--- START RECORDED INFORMATION ---

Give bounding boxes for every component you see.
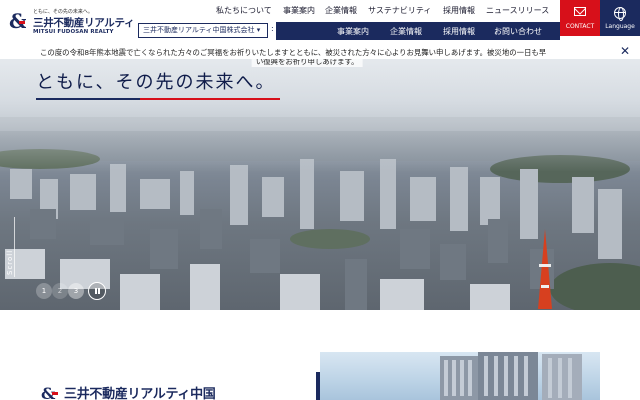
nav-sustainability[interactable]: サステナビリティ xyxy=(368,5,431,16)
logo-name-en: MITSUI FUDOSAN REALTY xyxy=(33,29,114,35)
slide-dot-3[interactable]: 3 xyxy=(68,283,84,299)
hero-underline-blue xyxy=(36,98,140,100)
contact-button[interactable]: CONTACT xyxy=(560,0,600,36)
nav-business[interactable]: 事業案内 xyxy=(283,5,315,16)
earthquake-notice: この度の令和8年熊本地震で亡くなられた方々のご冥福をお祈りいたしますとともに、被… xyxy=(0,44,640,59)
pause-icon[interactable] xyxy=(88,282,106,300)
hero-catchcopy: ともに、その先の未来へ。 xyxy=(36,72,276,93)
language-button[interactable]: Language xyxy=(600,0,640,36)
scroll-label: Scroll xyxy=(6,249,14,275)
nav-company[interactable]: 企業情報 xyxy=(325,5,357,16)
contact-label: CONTACT xyxy=(565,23,595,30)
mail-icon xyxy=(574,7,586,16)
company-select[interactable]: 三井不動産リアルティ中国株式会社 ▾ xyxy=(138,23,268,38)
nav-news[interactable]: ニュースリリース xyxy=(486,5,549,16)
select-separator: : xyxy=(271,24,274,33)
building-illustration xyxy=(440,352,582,400)
site-header: & ともに、その先の未来へ。 三井不動産リアルティ MITSUI FUDOSAN… xyxy=(0,0,640,44)
ampersand-logo-icon: & xyxy=(9,10,26,32)
subnav-company[interactable]: 企業情報 xyxy=(390,26,422,37)
ampersand-logo-icon: & xyxy=(41,384,58,400)
scroll-indicator-line xyxy=(14,217,15,277)
nav-about[interactable]: 私たちについて xyxy=(216,5,272,16)
subnav-contact[interactable]: お問い合わせ xyxy=(494,26,542,37)
logo-tagline: ともに、その先の未来へ。 xyxy=(33,9,93,15)
hero-slider: い復興をお祈り申しあげます。 ともに、その先の未来へ。 Scroll 1 2 3 xyxy=(0,59,640,310)
hero-underline-red xyxy=(140,98,280,100)
slide-dot-1[interactable]: 1 xyxy=(36,283,52,299)
subnav-business[interactable]: 事業案内 xyxy=(337,26,369,37)
globe-icon xyxy=(614,7,626,21)
page: & ともに、その先の未来へ。 三井不動産リアルティ MITSUI FUDOSAN… xyxy=(0,0,640,400)
subnav-recruit[interactable]: 採用情報 xyxy=(443,26,475,37)
city-aerial-photo xyxy=(0,59,640,310)
nav-recruit[interactable]: 採用情報 xyxy=(443,5,475,16)
notice-continuation: い復興をお祈り申しあげます。 xyxy=(251,59,363,67)
building-photo xyxy=(320,352,600,400)
site-logo[interactable]: & ともに、その先の未来へ。 三井不動産リアルティ MITSUI FUDOSAN… xyxy=(8,6,135,38)
company-heading: & 三井不動産リアルティ中国 xyxy=(40,383,240,400)
company-name: 三井不動産リアルティ中国 xyxy=(64,387,216,400)
logo-name-ja: 三井不動産リアルティ xyxy=(33,17,135,29)
notice-text: この度の令和8年熊本地震で亡くなられた方々のご冥福をお祈りいたしますとともに、被… xyxy=(40,48,547,57)
slide-dot-2[interactable]: 2 xyxy=(52,283,68,299)
close-icon[interactable]: ✕ xyxy=(620,45,630,57)
language-label: Language xyxy=(605,23,635,30)
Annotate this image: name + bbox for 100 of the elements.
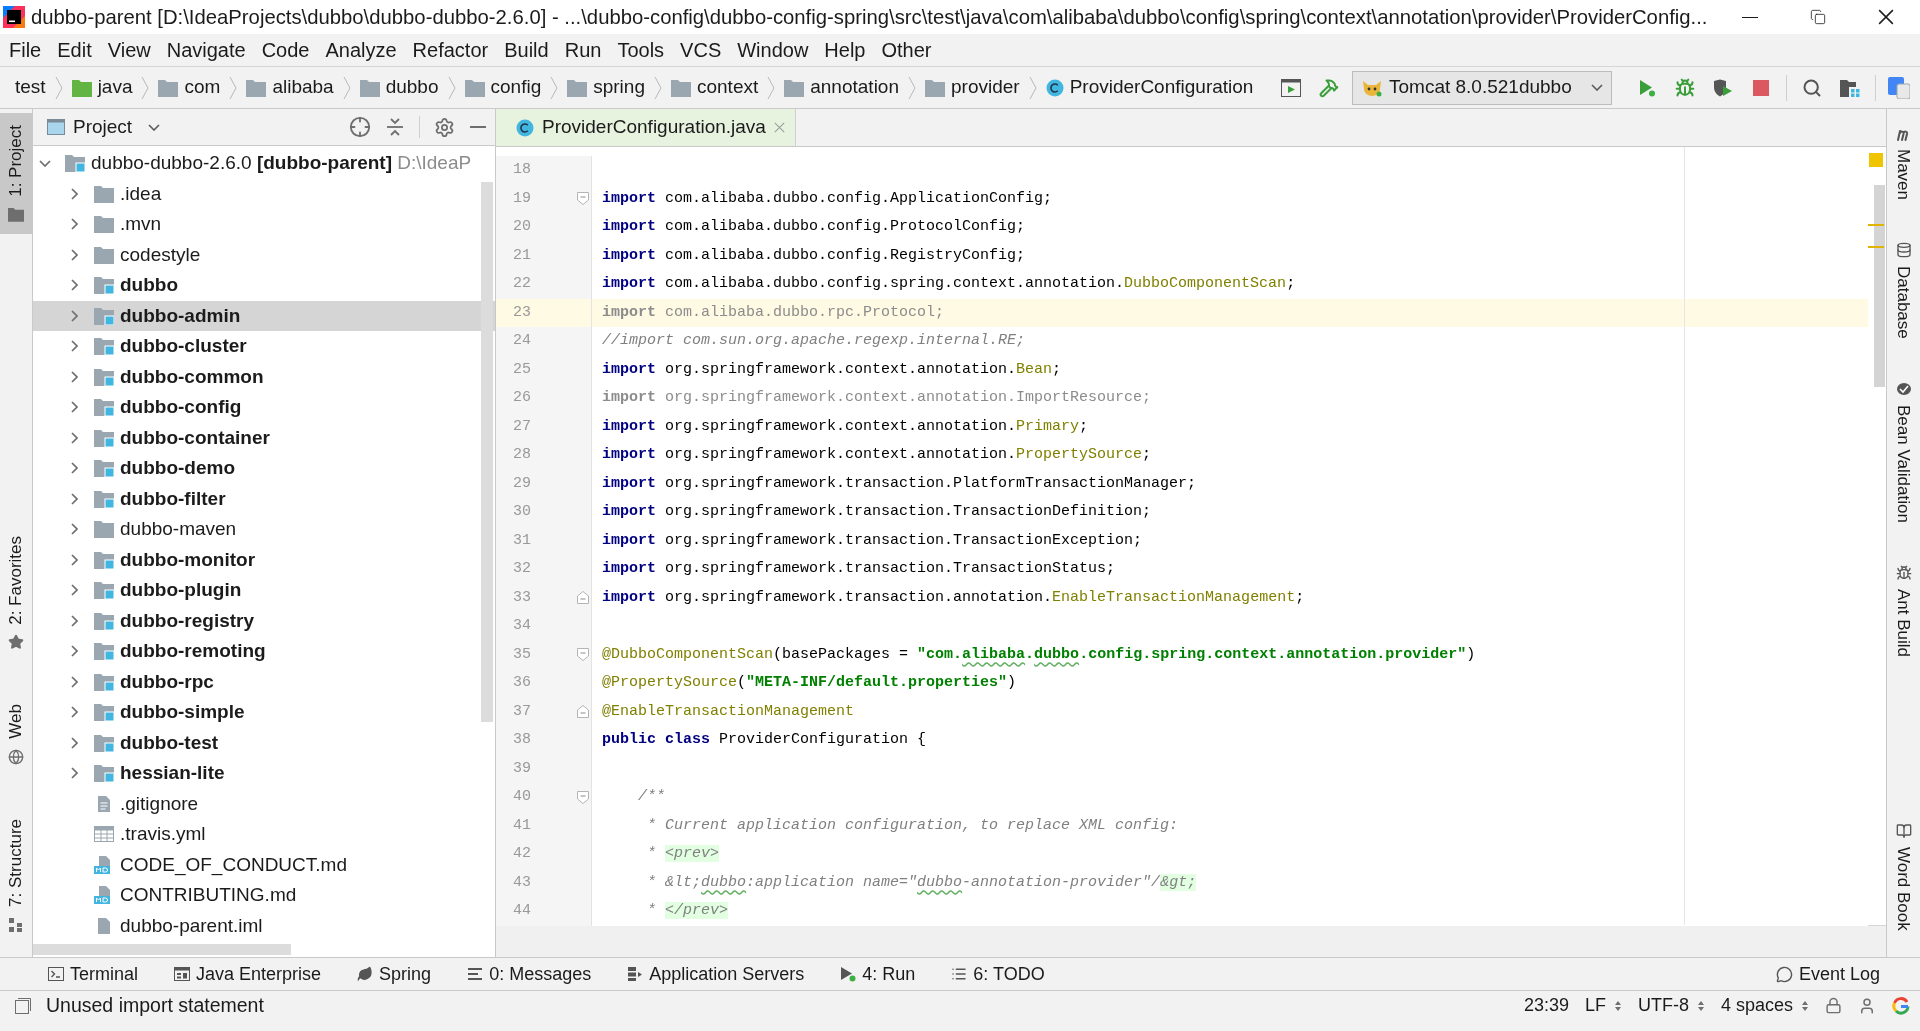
chevron-right-icon[interactable] [70,523,78,536]
menu-item[interactable]: Tools [609,34,673,66]
tool-window-tab[interactable]: 7: Structure [0,807,32,945]
tree-item[interactable]: dubbo-common [33,361,495,392]
menu-item[interactable]: Run [556,34,610,66]
settings-icon[interactable] [434,116,455,138]
run-configuration-dropdown[interactable]: Tomcat 8.0.521dubbo [1352,70,1612,105]
tool-window-tab[interactable]: 4: Run [830,960,926,988]
menu-item[interactable]: Edit [49,34,100,66]
menu-item[interactable]: Other [873,34,940,66]
chevron-right-icon[interactable] [70,706,78,719]
tree-item[interactable]: dubbo-demo [33,453,495,484]
collapse-all-icon[interactable] [385,117,405,137]
chevron-right-icon[interactable] [70,462,78,475]
tree-item[interactable]: dubbo-remoting [33,636,495,667]
chevron-right-icon[interactable] [70,736,78,749]
tool-window-tab[interactable]: Application Servers [617,960,815,988]
scrollbar[interactable] [1874,185,1885,387]
tree-item[interactable]: .mvn [33,209,495,240]
breadcrumb-item[interactable]: spring [564,71,648,104]
chevron-right-icon[interactable] [70,248,78,261]
encoding-selector[interactable]: UTF-8 [1637,992,1705,1019]
chevron-right-icon[interactable] [70,614,78,627]
chevron-right-icon[interactable] [70,645,78,658]
tree-item[interactable]: .gitignore [33,788,495,819]
chevron-right-icon[interactable] [70,309,78,322]
tree-item[interactable]: .idea [33,178,495,209]
tree-item[interactable]: CONTRIBUTING.md [33,880,495,911]
fold-marker-icon[interactable] [577,648,589,662]
tree-item[interactable]: CODE_OF_CONDUCT.md [33,849,495,880]
minimize-icon[interactable] [469,126,487,128]
breadcrumb-item[interactable]: test [12,71,49,104]
menu-item[interactable]: View [99,34,159,66]
tool-window-tab[interactable]: 2: Favorites [0,523,32,663]
horizontal-scrollbar[interactable] [33,944,291,955]
tool-window-tab[interactable]: Word Book [1887,819,1920,935]
scrollbar[interactable] [481,182,493,722]
ring-icon[interactable] [1892,996,1910,1015]
tool-window-tab[interactable]: Java Enterprise [164,960,332,988]
tool-window-tab[interactable]: Web [0,692,32,778]
tree-item[interactable]: dubbo-simple [33,697,495,728]
tree-item[interactable]: dubbo-filter [33,483,495,514]
menu-item[interactable]: Refactor [404,34,497,66]
chevron-right-icon[interactable] [70,431,78,444]
tool-window-tab[interactable]: Event Log [1765,960,1890,988]
tool-window-tab[interactable]: Bean Validation [1887,376,1920,527]
menu-item[interactable]: Navigate [158,34,254,66]
crosshair-icon[interactable] [349,116,371,138]
chevron-right-icon[interactable] [70,187,78,200]
menu-item[interactable]: Build [496,34,557,66]
tool-window-tab[interactable]: 0: Messages [457,960,602,988]
tree-item[interactable]: dubbo-test [33,727,495,758]
tree-item[interactable]: dubbo-registry [33,605,495,636]
menu-item[interactable]: VCS [672,34,730,66]
chevron-right-icon[interactable] [70,584,78,597]
fold-marker-icon[interactable] [577,705,589,719]
fold-marker-icon[interactable] [577,790,589,804]
menu-item[interactable]: Code [253,34,318,66]
breadcrumb-item[interactable]: ProviderConfiguration [1042,71,1257,104]
caret-position-button[interactable]: 23:39 [1523,992,1569,1019]
tree-item[interactable]: dubbo-plugin [33,575,495,606]
editor-tab[interactable]: ProviderConfiguration.java [496,109,796,146]
breadcrumb-item[interactable]: config [461,71,545,104]
tree-item[interactable]: dubbo [33,270,495,301]
breadcrumb-item[interactable]: provider [922,71,1023,104]
tree-item[interactable]: dubbo-rpc [33,666,495,697]
breadcrumb-item[interactable]: alibaba [243,71,337,104]
tool-window-tab[interactable]: Spring [347,960,442,988]
chevron-right-icon[interactable] [70,553,78,566]
fold-marker-icon[interactable] [577,591,589,605]
tool-window-tab[interactable]: 6: TODO [941,960,1055,988]
tree-item[interactable]: dubbo-cluster [33,331,495,362]
tree-item[interactable]: dubbo-parent.iml [33,910,495,941]
tool-window-tab[interactable]: Maven [1887,123,1920,205]
tree-item[interactable]: .travis.yml [33,819,495,850]
breadcrumb-item[interactable]: com [155,71,224,104]
chevron-right-icon[interactable] [70,279,78,292]
chevron-right-icon[interactable] [70,767,78,780]
tree-item[interactable]: codestyle [33,239,495,270]
tool-window-tab[interactable]: Terminal [38,960,149,988]
tree-item[interactable]: dubbo-container [33,422,495,453]
menu-item[interactable]: Help [816,34,874,66]
tool-window-tab[interactable]: 1: Project [0,113,32,234]
breadcrumb-item[interactable]: annotation [781,71,902,104]
menu-item[interactable]: Window [729,34,817,66]
tool-window-tab[interactable]: Ant Build [1887,560,1920,661]
breadcrumb-item[interactable]: context [667,71,762,104]
breadcrumb-item[interactable]: dubbo [356,71,442,104]
tree-item[interactable]: dubbo-maven [33,514,495,545]
tool-windows-toggle[interactable] [14,996,32,1015]
indent-selector[interactable]: 4 spaces [1720,992,1809,1019]
menu-item[interactable]: Analyze [317,34,405,66]
chevron-down-icon[interactable] [39,159,51,167]
person-icon[interactable] [1858,996,1876,1015]
tree-item[interactable]: dubbo-dubbo-2.6.0 [dubbo-parent] D:\IdeaP [33,148,495,179]
tree-item[interactable]: dubbo-monitor [33,544,495,575]
fold-marker-icon[interactable] [577,192,589,206]
chevron-right-icon[interactable] [70,370,78,383]
chevron-right-icon[interactable] [70,340,78,353]
tree-item[interactable]: dubbo-config [33,392,495,423]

--- END RECORDED INFORMATION ---

> [EXERCISE]:
Please count the lines above that contain the string "notice", treating uppercase and lowercase as different, and give only the number.

> [EXPECTED OUTPUT]:
3